* Exercise aim:
Take the entries below and reproduce them word for word.

### Material for this task

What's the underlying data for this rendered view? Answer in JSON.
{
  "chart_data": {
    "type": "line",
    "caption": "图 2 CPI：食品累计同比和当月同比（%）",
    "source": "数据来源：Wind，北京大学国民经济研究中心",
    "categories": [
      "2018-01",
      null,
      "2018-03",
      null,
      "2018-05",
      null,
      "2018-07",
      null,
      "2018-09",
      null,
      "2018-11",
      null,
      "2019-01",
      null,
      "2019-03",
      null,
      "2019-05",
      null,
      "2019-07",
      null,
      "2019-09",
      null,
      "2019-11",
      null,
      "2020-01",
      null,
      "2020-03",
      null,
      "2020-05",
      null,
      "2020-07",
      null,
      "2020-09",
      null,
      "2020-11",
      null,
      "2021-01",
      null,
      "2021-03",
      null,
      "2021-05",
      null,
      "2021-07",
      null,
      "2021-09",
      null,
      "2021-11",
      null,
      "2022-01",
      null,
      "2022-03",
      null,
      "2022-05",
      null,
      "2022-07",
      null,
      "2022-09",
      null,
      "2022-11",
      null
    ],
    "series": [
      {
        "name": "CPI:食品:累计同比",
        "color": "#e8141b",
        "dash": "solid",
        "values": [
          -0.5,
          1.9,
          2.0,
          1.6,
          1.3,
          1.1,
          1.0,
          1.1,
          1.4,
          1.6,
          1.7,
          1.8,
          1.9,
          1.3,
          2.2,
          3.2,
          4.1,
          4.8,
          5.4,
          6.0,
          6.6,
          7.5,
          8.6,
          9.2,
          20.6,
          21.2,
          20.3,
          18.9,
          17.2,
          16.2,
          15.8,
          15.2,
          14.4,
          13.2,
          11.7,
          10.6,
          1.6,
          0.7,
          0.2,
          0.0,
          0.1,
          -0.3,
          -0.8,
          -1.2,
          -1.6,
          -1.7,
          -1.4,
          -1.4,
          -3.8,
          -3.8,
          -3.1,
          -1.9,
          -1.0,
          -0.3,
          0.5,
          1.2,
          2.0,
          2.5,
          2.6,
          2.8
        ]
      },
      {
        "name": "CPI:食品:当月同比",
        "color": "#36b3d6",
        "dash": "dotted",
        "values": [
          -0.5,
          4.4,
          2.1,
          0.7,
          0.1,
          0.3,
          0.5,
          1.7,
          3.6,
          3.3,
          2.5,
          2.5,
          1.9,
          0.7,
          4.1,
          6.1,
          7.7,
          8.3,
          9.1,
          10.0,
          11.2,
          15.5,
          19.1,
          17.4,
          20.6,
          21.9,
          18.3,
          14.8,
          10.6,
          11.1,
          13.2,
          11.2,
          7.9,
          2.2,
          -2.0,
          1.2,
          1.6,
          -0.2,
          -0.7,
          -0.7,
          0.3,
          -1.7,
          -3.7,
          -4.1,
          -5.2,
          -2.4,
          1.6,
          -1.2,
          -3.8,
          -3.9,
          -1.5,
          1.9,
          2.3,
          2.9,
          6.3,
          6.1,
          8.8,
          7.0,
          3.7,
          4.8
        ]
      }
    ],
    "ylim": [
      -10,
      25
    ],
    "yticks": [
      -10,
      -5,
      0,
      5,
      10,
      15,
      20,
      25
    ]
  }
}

######

* Solution below:
What's the underlying data for this rendered view? Answer in JSON.
{
  "chart_data": {
    "type": "line",
    "caption": "图 2 CPI：食品累计同比和当月同比（%）",
    "source": "数据来源：Wind，北京大学国民经济研究中心",
    "categories": [
      "2018-01",
      null,
      "2018-03",
      null,
      "2018-05",
      null,
      "2018-07",
      null,
      "2018-09",
      null,
      "2018-11",
      null,
      "2019-01",
      null,
      "2019-03",
      null,
      "2019-05",
      null,
      "2019-07",
      null,
      "2019-09",
      null,
      "2019-11",
      null,
      "2020-01",
      null,
      "2020-03",
      null,
      "2020-05",
      null,
      "2020-07",
      null,
      "2020-09",
      null,
      "2020-11",
      null,
      "2021-01",
      null,
      "2021-03",
      null,
      "2021-05",
      null,
      "2021-07",
      null,
      "2021-09",
      null,
      "2021-11",
      null,
      "2022-01",
      null,
      "2022-03",
      null,
      "2022-05",
      null,
      "2022-07",
      null,
      "2022-09",
      null,
      "2022-11",
      null
    ],
    "series": [
      {
        "name": "CPI:食品:累计同比",
        "color": "#e8141b",
        "dash": "solid",
        "values": [
          -0.5,
          1.9,
          2.0,
          1.6,
          1.3,
          1.1,
          1.0,
          1.1,
          1.4,
          1.6,
          1.7,
          1.8,
          1.9,
          1.3,
          2.2,
          3.2,
          4.1,
          4.8,
          5.4,
          6.0,
          6.6,
          7.5,
          8.6,
          9.2,
          20.6,
          21.2,
          20.3,
          18.9,
          17.2,
          16.2,
          15.8,
          15.2,
          14.4,
          13.2,
          11.7,
          10.6,
          1.6,
          0.7,
          0.2,
          0.0,
          0.1,
          -0.3,
          -0.8,
          -1.2,
          -1.6,
          -1.7,
          -1.4,
          -1.4,
          -3.8,
          -3.8,
          -3.1,
          -1.9,
          -1.0,
          -0.3,
          0.5,
          1.2,
          2.0,
          2.5,
          2.6,
          2.8
        ]
      },
      {
        "name": "CPI:食品:当月同比",
        "color": "#36b3d6",
        "dash": "dotted",
        "values": [
          -0.5,
          4.4,
          2.1,
          0.7,
          0.1,
          0.3,
          0.5,
          1.7,
          3.6,
          3.3,
          2.5,
          2.5,
          1.9,
          0.7,
          4.1,
          6.1,
          7.7,
          8.3,
          9.1,
          10.0,
          11.2,
          15.5,
          19.1,
          17.4,
          20.6,
          21.9,
          18.3,
          14.8,
          10.6,
          11.1,
          13.2,
          11.2,
          7.9,
          2.2,
          -2.0,
          1.2,
          1.6,
          -0.2,
          -0.7,
          -0.7,
          0.3,
          -1.7,
          -3.7,
          -4.1,
          -5.2,
          -2.4,
          1.6,
          -1.2,
          -3.8,
          -3.9,
          -1.5,
          1.9,
          2.3,
          2.9,
          6.3,
          6.1,
          8.8,
          7.0,
          3.7,
          4.8
        ]
      }
    ],
    "ylim": [
      -10,
      25
    ],
    "yticks": [
      -10,
      -5,
      0,
      5,
      10,
      15,
      20,
      25
    ]
  }
}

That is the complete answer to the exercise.